Given task: Would you pull out every line of the material that contains the string "准晶结构"?

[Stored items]

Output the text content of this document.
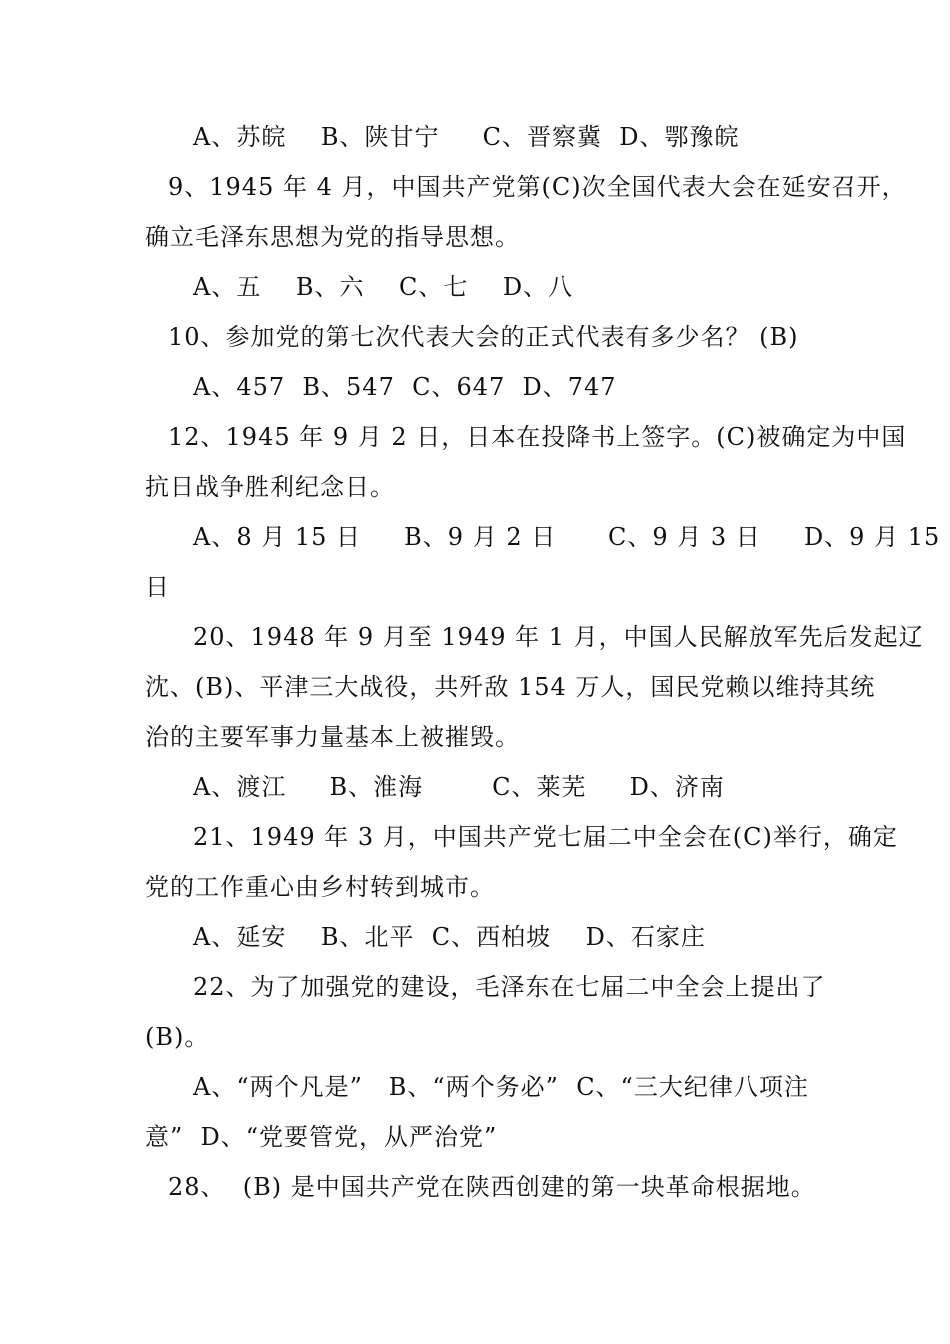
A、苏皖    B、陕甘宁     C、晋察冀  D、鄂豫皖
9、1945 年 4 月，中国共产党第(C)次全国代表大会在延安召开，
确立毛泽东思想为党的指导思想。
A、五    B、六    C、七    D、八
10、参加党的第七次代表大会的正式代表有多少名？ (B)
A、457  B、547  C、647  D、747
12、1945 年 9 月 2 日，日本在投降书上签字。(C)被确定为中国
抗日战争胜利纪念日。
A、8 月 15 日     B、9 月 2 日      C、9 月 3 日     D、9 月 15
日
20、1948 年 9 月至 1949 年 1 月，中国人民解放军先后发起辽
沈、(B)、平津三大战役，共歼敌 154 万人，国民党赖以维持其统
治的主要军事力量基本上被摧毁。
A、渡江     B、淮海        C、莱芜     D、济南
21、1949 年 3 月，中国共产党七届二中全会在(C)举行，确定
党的工作重心由乡村转到城市。
A、延安    B、北平  C、西柏坡    D、石家庄
22、为了加强党的建设，毛泽东在七届二中全会上提出了
(B)。
A、“两个凡是”   B、“两个务必”  C、“三大纪律八项注
意”  D、“党要管党，从严治党”
28、  (B) 是中国共产党在陕西创建的第一块革命根据地。
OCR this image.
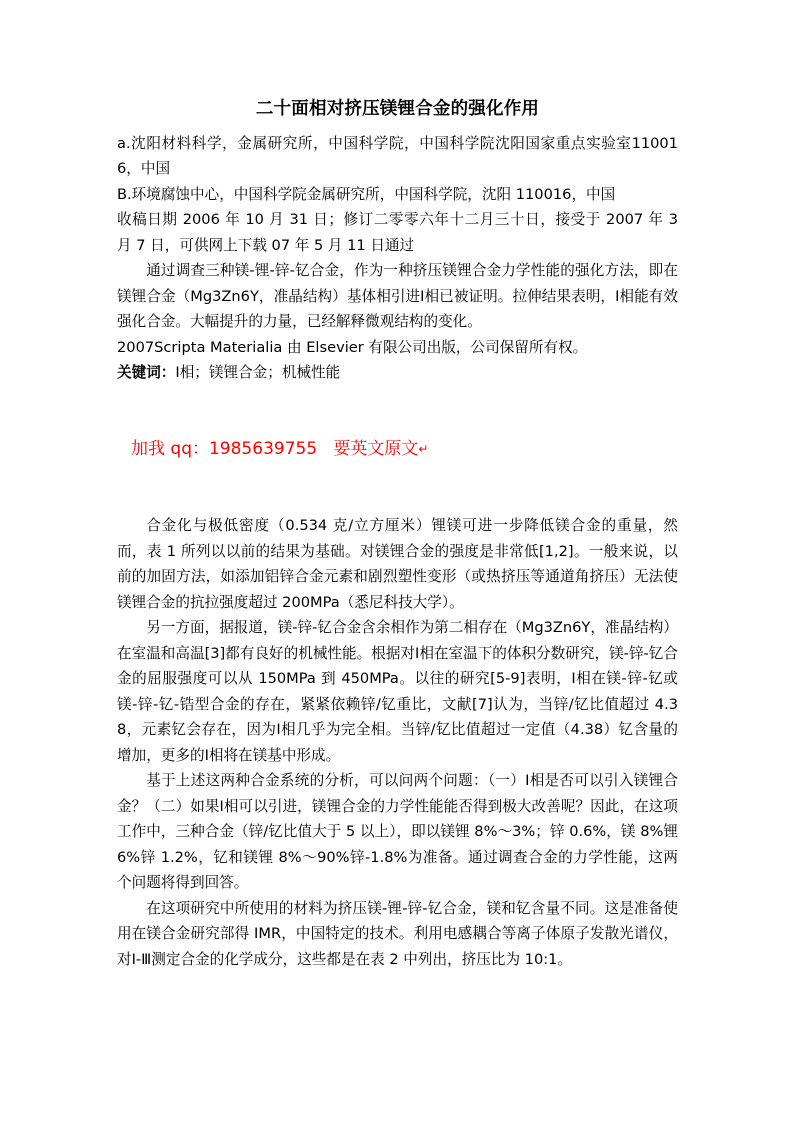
二十面相对挤压镁锂合金的强化作用

a.沈阳材料科学，金属研究所，中国科学院，中国科学院沈阳国家重点实验室110016，中国

B.环境腐蚀中心，中国科学院金属研究所，中国科学院，沈阳 110016，中国

收稿日期 2006 年 10 月 31 日；修订二零零六年十二月三十日，接受于 2007 年 3 月 7 日，可供网上下载 07 年 5 月 11 日通过

通过调查三种镁-锂-锌-钇合金，作为一种挤压镁锂合金力学性能的强化方法，即在镁锂合金（Mg3Zn6Y，准晶结构）基体相引进Ⅰ相已被证明。拉伸结果表明，Ⅰ相能有效强化合金。大幅提升的力量，已经解释微观结构的变化。

2007Scripta Materialia 由 Elsevier 有限公司出版，公司保留所有权。

关键词：Ⅰ相；镁锂合金；机械性能

加我 qq：1985639755   要英文原文↵

合金化与极低密度（0.534 克/立方厘米）锂镁可进一步降低镁合金的重量，然而，表 1 所列以以前的结果为基础。对镁锂合金的强度是非常低[1,2]。一般来说，以前的加固方法，如添加铝锌合金元素和剧烈塑性变形（或热挤压等通道角挤压）无法使镁锂合金的抗拉强度超过 200MPa（悉尼科技大学）。

另一方面，据报道，镁-锌-钇合金含余相作为第二相存在（Mg3Zn6Y，准晶结构）在室温和高温[3]都有良好的机械性能。根据对Ⅰ相在室温下的体积分数研究，镁-锌-钇合金的屈服强度可以从 150MPa 到 450MPa。以往的研究[5-9]表明，Ⅰ相在镁-锌-钇或镁-锌-钇-锆型合金的存在，紧紧依赖锌/钇重比，文献[7]认为，当锌/钇比值超过 4.38，元素钇会存在，因为Ⅰ相几乎为完全相。当锌/钇比值超过一定值（4.38）钇含量的增加，更多的Ⅰ相将在镁基中形成。

基于上述这两种合金系统的分析，可以问两个问题：（一）Ⅰ相是否可以引入镁锂合金？（二）如果Ⅰ相可以引进，镁锂合金的力学性能能否得到极大改善呢？因此，在这项工作中，三种合金（锌/钇比值大于 5 以上），即以镁锂 8%～3%；锌 0.6%，镁 8%锂 6%锌 1.2%，钇和镁锂 8%～90%锌-1.8%为准备。通过调查合金的力学性能，这两个问题将得到回答。

在这项研究中所使用的材料为挤压镁-锂-锌-钇合金，镁和钇含量不同。这是准备使用在镁合金研究部得 IMR，中国特定的技术。利用电感耦合等离子体原子发散光谱仪，对Ⅰ-Ⅲ测定合金的化学成分，这些都是在表 2 中列出，挤压比为 10:1。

Written solution:
通过调查三种镁-锂-锌-钇合金，作为一种挤压镁锂合金力学性能的强化方法，即在镁锂合金（Mg3Zn6Y，准晶结构）基体相引进Ⅰ相已被证明。拉伸结果表明，Ⅰ相能有效强化合金。大幅提升的力量，已经解释微观结构的变化。
另一方面，据报道，镁-锌-钇合金含余相作为第二相存在（Mg3Zn6Y，准晶结构）在室温和高温[3]都有良好的机械性能。根据对Ⅰ相在室温下的体积分数研究，镁-锌-钇合金的屈服强度可以从 150MPa 到 450MPa。以往的研究[5-9]表明，Ⅰ相在镁-锌-钇或镁-锌-钇-锆型合金的存在，紧紧依赖锌/钇重比，文献[7]认为，当锌/钇比值超过 4.38，元素钇会存在，因为Ⅰ相几乎为完全相。当锌/钇比值超过一定值（4.38）钇含量的增加，更多的Ⅰ相将在镁基中形成。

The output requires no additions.